WRITTEN REQUEST
Locate each line holding the string "CONTACT" and copy it.

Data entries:
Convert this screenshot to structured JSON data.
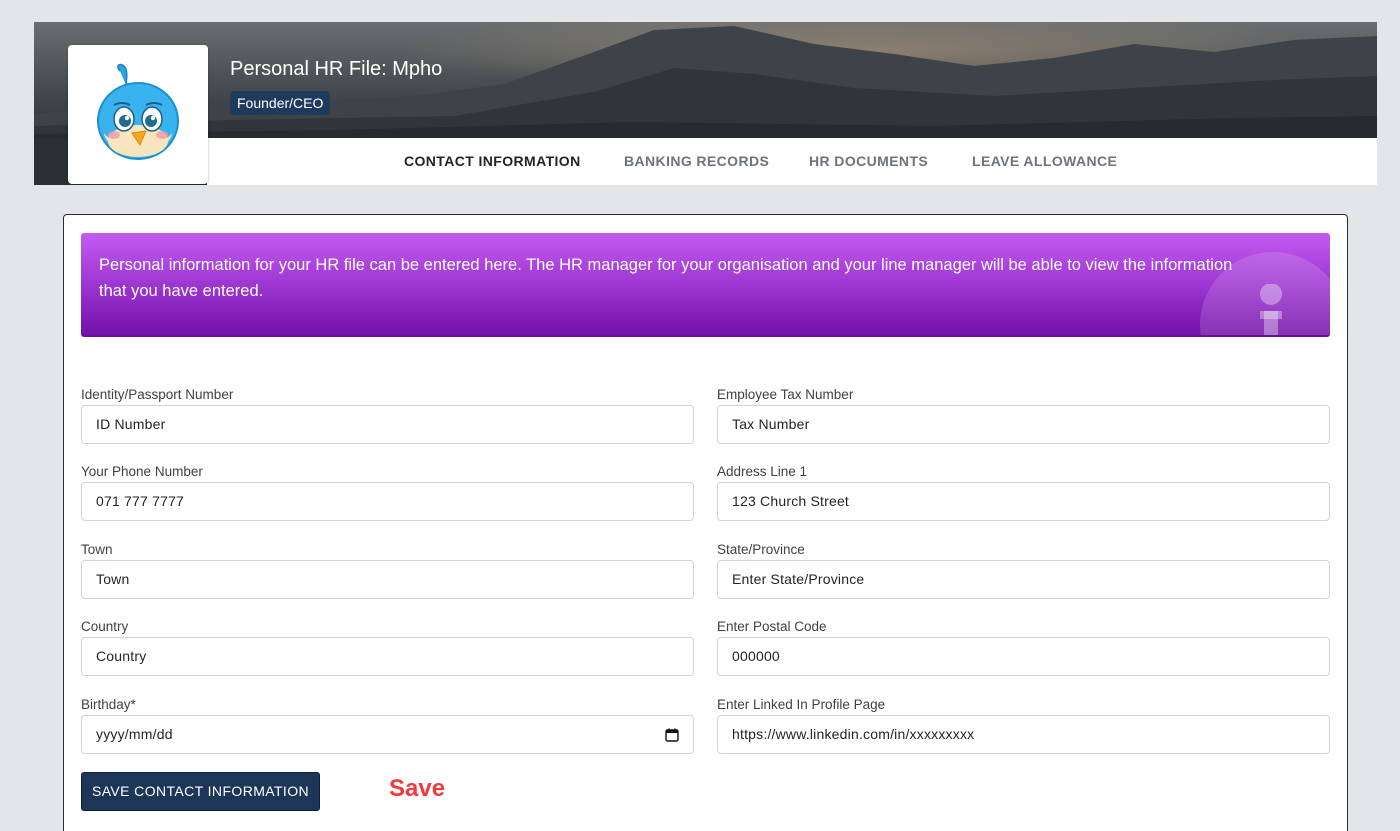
{
  "header": {
    "title": "Personal HR File: Mpho",
    "role_badge": "Founder/CEO",
    "avatar_icon": "bird-avatar-icon"
  },
  "tabs": [
    {
      "label": "CONTACT INFORMATION",
      "active": true
    },
    {
      "label": "BANKING RECORDS",
      "active": false
    },
    {
      "label": "HR DOCUMENTS",
      "active": false
    },
    {
      "label": "LEAVE ALLOWANCE",
      "active": false
    }
  ],
  "info_alert": {
    "text": "Personal information for your HR file can be entered here. The HR manager for your organisation and your line manager will be able to view the information that you have entered.",
    "icon": "info-icon"
  },
  "form": {
    "id_number": {
      "label": "Identity/Passport Number",
      "placeholder": "ID Number"
    },
    "tax_number": {
      "label": "Employee Tax Number",
      "placeholder": "Tax Number"
    },
    "phone": {
      "label": "Your Phone Number",
      "placeholder": "071 777 7777"
    },
    "address_line1": {
      "label": "Address Line 1",
      "placeholder": "123 Church Street"
    },
    "town": {
      "label": "Town",
      "placeholder": "Town"
    },
    "state": {
      "label": "State/Province",
      "placeholder": "Enter State/Province"
    },
    "country": {
      "label": "Country",
      "placeholder": "Country"
    },
    "postal_code": {
      "label": "Enter Postal Code",
      "placeholder": "000000"
    },
    "birthday": {
      "label": "Birthday*",
      "placeholder": "yyyy/mm/dd"
    },
    "linkedin": {
      "label": "Enter Linked In Profile Page",
      "placeholder": "https://www.linkedin.com/in/xxxxxxxxx"
    }
  },
  "save_button": {
    "label": "SAVE CONTACT INFORMATION"
  },
  "annotation": {
    "text": "Save",
    "color": "#ee3b3b"
  },
  "colors": {
    "badge_bg": "#1f3b5c",
    "button_bg": "#1d3557",
    "alert_top": "#c45af0",
    "alert_bottom": "#7311a8"
  }
}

FULL SOLUTION
      "label": "CONTACT INFORMATION",
    "label": "SAVE CONTACT INFORMATION"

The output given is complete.